What the task asks: Copy out word for word the rows from the one with "category-jeans[interactable]: Jeans bbox=[468, 99, 563, 190]" up to and including the one with "cart-count-badge: 0 bbox=[1161, 47, 1177, 63]".

Records shown:
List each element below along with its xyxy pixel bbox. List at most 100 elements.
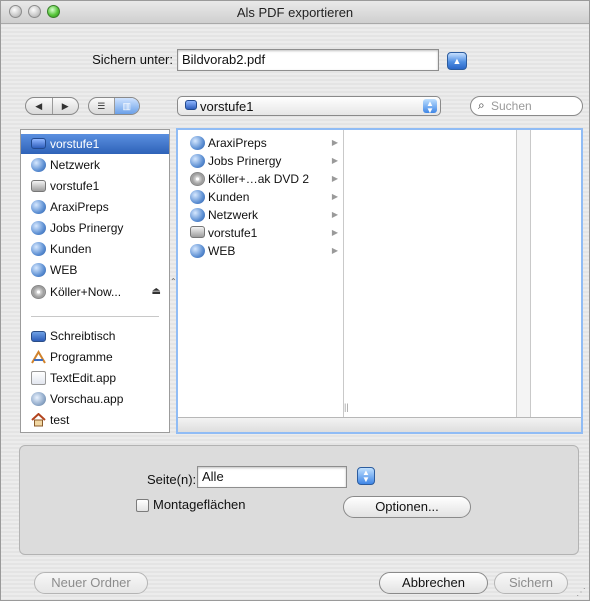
sidebar-item-label: Programme (50, 350, 113, 364)
disclosure-arrow-icon: ▶ (331, 174, 338, 183)
save-as-label: Sichern unter: (92, 52, 173, 67)
location-popup[interactable]: vorstufe1 ▲ ▼ (177, 96, 441, 116)
save-button[interactable]: Sichern (494, 572, 568, 594)
disclosure-arrow-icon: ▶ (331, 228, 338, 237)
new-folder-button[interactable]: Neuer Ordner (34, 572, 148, 594)
horizontal-scrollbar[interactable] (178, 417, 581, 432)
browser-item-label: Jobs Prinergy (208, 154, 282, 168)
sidebar: vorstufe1 Netzwerk vorstufe1 AraxiPreps … (20, 129, 170, 433)
monitor-icon (31, 138, 46, 149)
browser-item-jobs-prinergy[interactable]: Jobs Prinergy ▶ (184, 152, 342, 170)
browser-column-4 (531, 130, 581, 418)
pages-label: Seite(n): (147, 472, 197, 487)
sidebar-item-label: WEB (50, 263, 78, 277)
network-globe-icon (190, 208, 205, 222)
view-mode-control: ☰ ▥ (88, 97, 140, 115)
title-bar: Als PDF exportieren (1, 1, 589, 24)
window-title: Als PDF exportieren (236, 5, 354, 20)
sidebar-item-label: TextEdit.app (50, 371, 117, 385)
hard-disk-icon (190, 226, 205, 238)
sidebar-item-koeller-dvd[interactable]: Köller+Now... ⏏ (21, 282, 169, 302)
network-globe-icon (190, 244, 205, 258)
sidebar-item-web[interactable]: WEB (21, 260, 169, 280)
browser-item-kunden[interactable]: Kunden ▶ (184, 188, 342, 206)
dvd-icon (31, 285, 46, 299)
disclosure-arrow-icon: ▶ (331, 246, 338, 255)
sidebar-item-kunden[interactable]: Kunden (21, 239, 169, 259)
eject-icon[interactable]: ⏏ (152, 282, 161, 302)
network-globe-icon (31, 200, 46, 214)
filename-field[interactable]: Bildvorab2.pdf (177, 49, 439, 71)
montage-label[interactable]: Montageflächen (153, 497, 246, 512)
montage-checkbox[interactable] (136, 499, 149, 512)
browser-item-koeller-dvd[interactable]: Köller+…ak DVD 2 ▶ (184, 170, 342, 188)
browser-column-3 (517, 130, 531, 418)
search-icon: ⌕ (478, 98, 485, 112)
hard-disk-icon (31, 180, 46, 192)
sidebar-item-vorstufe1-device[interactable]: vorstufe1 (21, 134, 169, 154)
pages-stepper-icon[interactable]: ▲ ▼ (357, 467, 375, 485)
browser-item-label: vorstufe1 (208, 226, 258, 240)
browser-item-vorstufe1[interactable]: vorstufe1 ▶ (184, 224, 342, 242)
back-forward-control: ◀ ▶ (25, 97, 79, 115)
disclosure-arrow-icon: ▶ (331, 156, 338, 165)
browser-column-1: AraxiPreps ▶ Jobs Prinergy ▶ Köller+…ak … (178, 130, 344, 418)
network-globe-icon (31, 263, 46, 277)
forward-button[interactable]: ▶ (51, 98, 79, 114)
sidebar-item-label: Jobs Prinergy (50, 221, 124, 235)
disclosure-arrow-icon: ▶ (331, 210, 338, 219)
home-icon (31, 412, 46, 427)
sidebar-item-label: Netzwerk (50, 158, 101, 172)
sidebar-item-label: Schreibtisch (50, 329, 116, 343)
filename-value: Bildvorab2.pdf (182, 52, 266, 67)
browser-item-label: Netzwerk (208, 208, 259, 222)
file-browser: AraxiPreps ▶ Jobs Prinergy ▶ Köller+…ak … (176, 128, 583, 434)
back-button[interactable]: ◀ (26, 98, 52, 114)
triangle-up-icon: ▲ (452, 56, 462, 66)
sidebar-item-label: Kunden (50, 242, 92, 256)
browser-item-label: Köller+…ak DVD 2 (208, 172, 310, 186)
browser-item-label: AraxiPreps (208, 136, 267, 150)
popup-arrows-icon: ▲ ▼ (423, 99, 437, 115)
sidebar-item-textedit[interactable]: TextEdit.app (21, 368, 169, 388)
browser-item-label: WEB (208, 244, 236, 258)
pages-value: Alle (202, 469, 224, 484)
network-globe-icon (31, 158, 46, 172)
collapse-dialog-button[interactable]: ▲ (447, 52, 467, 70)
search-field[interactable]: ⌕ Suchen (470, 96, 583, 116)
browser-column-2 (344, 130, 517, 418)
browser-item-web[interactable]: WEB ▶ (184, 242, 342, 260)
sidebar-item-test[interactable]: test (21, 410, 169, 430)
sidebar-item-schreibtisch[interactable]: Schreibtisch (21, 326, 169, 346)
column-resize-handle[interactable]: || (344, 402, 349, 412)
dvd-icon (190, 172, 205, 186)
sidebar-item-jobs-prinergy[interactable]: Jobs Prinergy (21, 218, 169, 238)
pages-field[interactable]: Alle (197, 466, 347, 488)
browser-item-label: Kunden (208, 190, 250, 204)
browser-item-netzwerk[interactable]: Netzwerk ▶ (184, 206, 342, 224)
sidebar-item-vorstufe1-disk[interactable]: vorstufe1 (21, 176, 169, 196)
options-button[interactable]: Optionen... (343, 496, 471, 518)
network-globe-icon (190, 154, 205, 168)
sidebar-item-netzwerk[interactable]: Netzwerk (21, 155, 169, 175)
column-view-icon[interactable]: ▥ (113, 98, 139, 114)
textedit-icon (31, 371, 46, 385)
sidebar-divider (31, 316, 159, 317)
sidebar-item-label: test (50, 413, 70, 427)
export-options-box (19, 445, 579, 555)
cancel-button[interactable]: Abbrechen (379, 572, 488, 594)
resize-grip-icon[interactable]: ⋰ (576, 588, 586, 598)
location-label: vorstufe1 (200, 99, 254, 114)
sidebar-item-programme[interactable]: Programme (21, 347, 169, 367)
export-dialog: Als PDF exportieren Sichern unter: Bildv… (0, 0, 590, 601)
list-view-icon[interactable]: ☰ (89, 98, 114, 114)
browser-item-araxipreps[interactable]: AraxiPreps ▶ (184, 134, 342, 152)
preview-icon (31, 392, 46, 406)
disclosure-arrow-icon: ▶ (331, 192, 338, 201)
network-globe-icon (190, 136, 205, 150)
sidebar-item-araxipreps[interactable]: AraxiPreps (21, 197, 169, 217)
sidebar-item-label: Köller+Now... (50, 285, 122, 299)
sidebar-item-vorschau[interactable]: Vorschau.app (21, 389, 169, 409)
monitor-icon (185, 100, 197, 110)
desktop-icon (31, 331, 46, 342)
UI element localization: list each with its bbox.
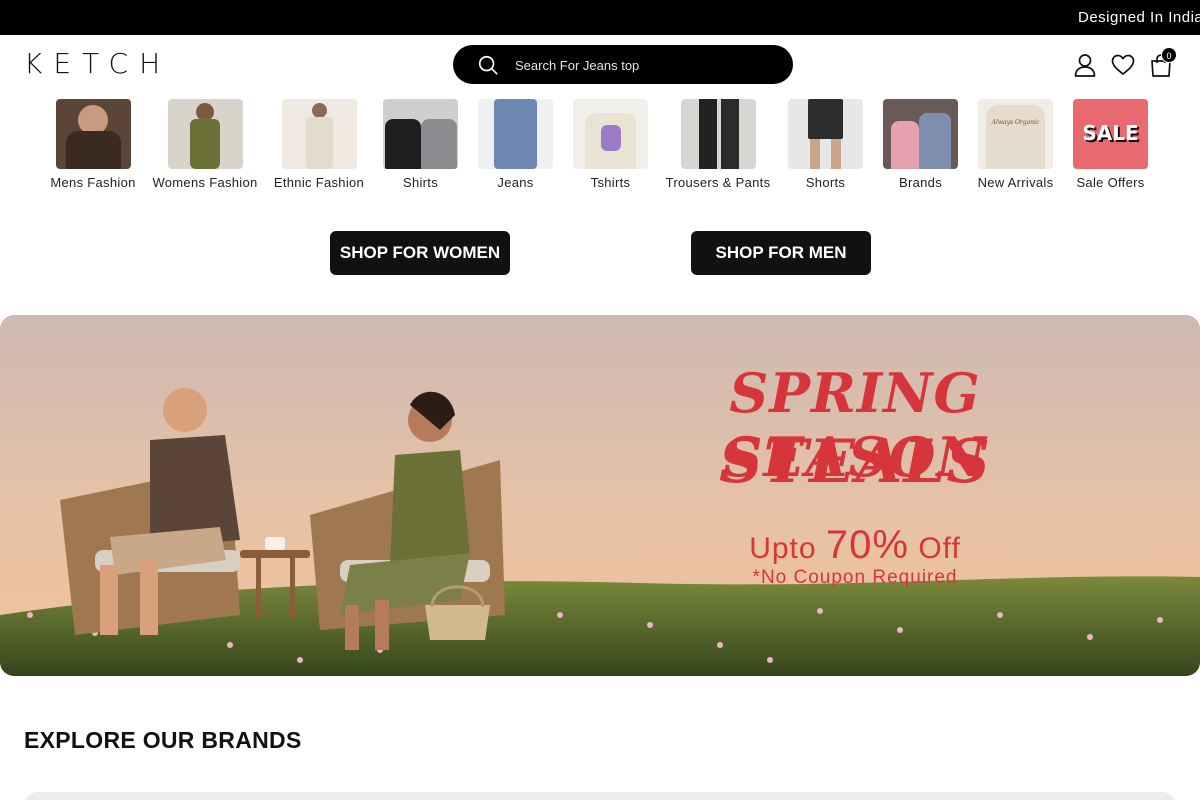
category-jeans[interactable]: Jeans bbox=[468, 99, 563, 190]
category-new-arrivals[interactable]: Always Organic New Arrivals bbox=[968, 99, 1063, 190]
banner-coupon-note: *No Coupon Required bbox=[752, 567, 958, 588]
site-logo[interactable]: KETCH bbox=[24, 47, 171, 80]
section-title-explore-brands: EXPLORE OUR BRANDS bbox=[24, 727, 302, 753]
cart-count-badge: 0 bbox=[1161, 47, 1177, 63]
category-image[interactable] bbox=[167, 99, 243, 169]
category-tshirts[interactable]: Tshirts bbox=[563, 99, 658, 190]
category-image[interactable] bbox=[383, 99, 458, 169]
category-image[interactable] bbox=[573, 99, 648, 169]
category-label: Womens Fashion bbox=[152, 175, 258, 190]
brand-carousel[interactable] bbox=[24, 792, 1176, 800]
discount-suffix: Off bbox=[908, 532, 961, 565]
category-label: Trousers & Pants bbox=[665, 175, 771, 190]
category-shorts[interactable]: Shorts bbox=[778, 99, 873, 190]
discount-prefix: Upto bbox=[749, 532, 826, 565]
wishlist-heart-icon[interactable] bbox=[1110, 52, 1136, 78]
category-label: Sale Offers bbox=[1076, 175, 1145, 190]
category-mens-fashion[interactable]: Mens Fashion bbox=[44, 99, 142, 190]
category-label: Ethnic Fashion bbox=[273, 175, 365, 190]
shop-for-women-button[interactable]: SHOP FOR WOMEN bbox=[330, 231, 510, 275]
category-image[interactable]: Always Organic bbox=[978, 99, 1053, 169]
category-womens-fashion[interactable]: Womens Fashion bbox=[150, 99, 260, 190]
category-label: Shirts bbox=[402, 175, 439, 190]
discount-value: 70% bbox=[825, 523, 909, 567]
category-ethnic-fashion[interactable]: Ethnic Fashion bbox=[270, 99, 368, 190]
category-trousers-pants[interactable]: Trousers & Pants bbox=[663, 99, 773, 190]
tile-print-text: Always Organic bbox=[991, 119, 1040, 126]
user-icon[interactable] bbox=[1072, 52, 1098, 78]
category-shirts[interactable]: Shirts bbox=[373, 99, 468, 190]
category-label: Brands bbox=[899, 175, 942, 190]
category-image[interactable] bbox=[788, 99, 863, 169]
category-image[interactable] bbox=[883, 99, 958, 169]
category-image[interactable] bbox=[55, 99, 131, 169]
banner-headline-line2: STEALS bbox=[719, 427, 991, 497]
search-bar[interactable] bbox=[453, 45, 793, 84]
category-brands[interactable]: Brands bbox=[873, 99, 968, 190]
category-label: Jeans bbox=[497, 175, 534, 190]
announcement-text: Designed In India bbox=[1078, 9, 1200, 26]
category-sale-offers[interactable]: SALE Sale Offers bbox=[1063, 99, 1158, 190]
hero-banner[interactable]: SPRING SEASON STEALS Upto 70% Off *No Co… bbox=[0, 315, 1200, 676]
category-label: Mens Fashion bbox=[50, 175, 136, 190]
category-label: New Arrivals bbox=[977, 175, 1054, 190]
site-header: KETCH 0 bbox=[0, 35, 1200, 95]
search-icon[interactable] bbox=[477, 54, 499, 76]
announcement-bar: Designed In India bbox=[0, 0, 1200, 35]
category-image[interactable] bbox=[680, 99, 756, 169]
category-image[interactable]: SALE bbox=[1073, 99, 1148, 169]
category-label: Shorts bbox=[805, 175, 846, 190]
category-strip: Mens Fashion Womens Fashion Ethnic Fashi… bbox=[0, 99, 1200, 199]
search-input[interactable] bbox=[515, 53, 775, 77]
category-image[interactable] bbox=[478, 99, 553, 169]
category-image[interactable] bbox=[281, 99, 357, 169]
sale-tile-text: SALE bbox=[1082, 121, 1139, 145]
banner-discount: Upto 70% Off bbox=[600, 523, 1110, 568]
category-label: Tshirts bbox=[590, 175, 631, 190]
shop-for-men-button[interactable]: SHOP FOR MEN bbox=[691, 231, 871, 275]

Written answer:
category-jeans[interactable]: Jeans bbox=[468, 99, 563, 190]
category-new-arrivals[interactable]: Always Organic New Arrivals bbox=[968, 99, 1063, 190]
banner-coupon-note: *No Coupon Required bbox=[752, 567, 958, 588]
site-logo[interactable]: KETCH bbox=[24, 47, 171, 80]
section-title-explore-brands: EXPLORE OUR BRANDS bbox=[24, 727, 302, 753]
cart-count-badge: 0 bbox=[1161, 47, 1177, 63]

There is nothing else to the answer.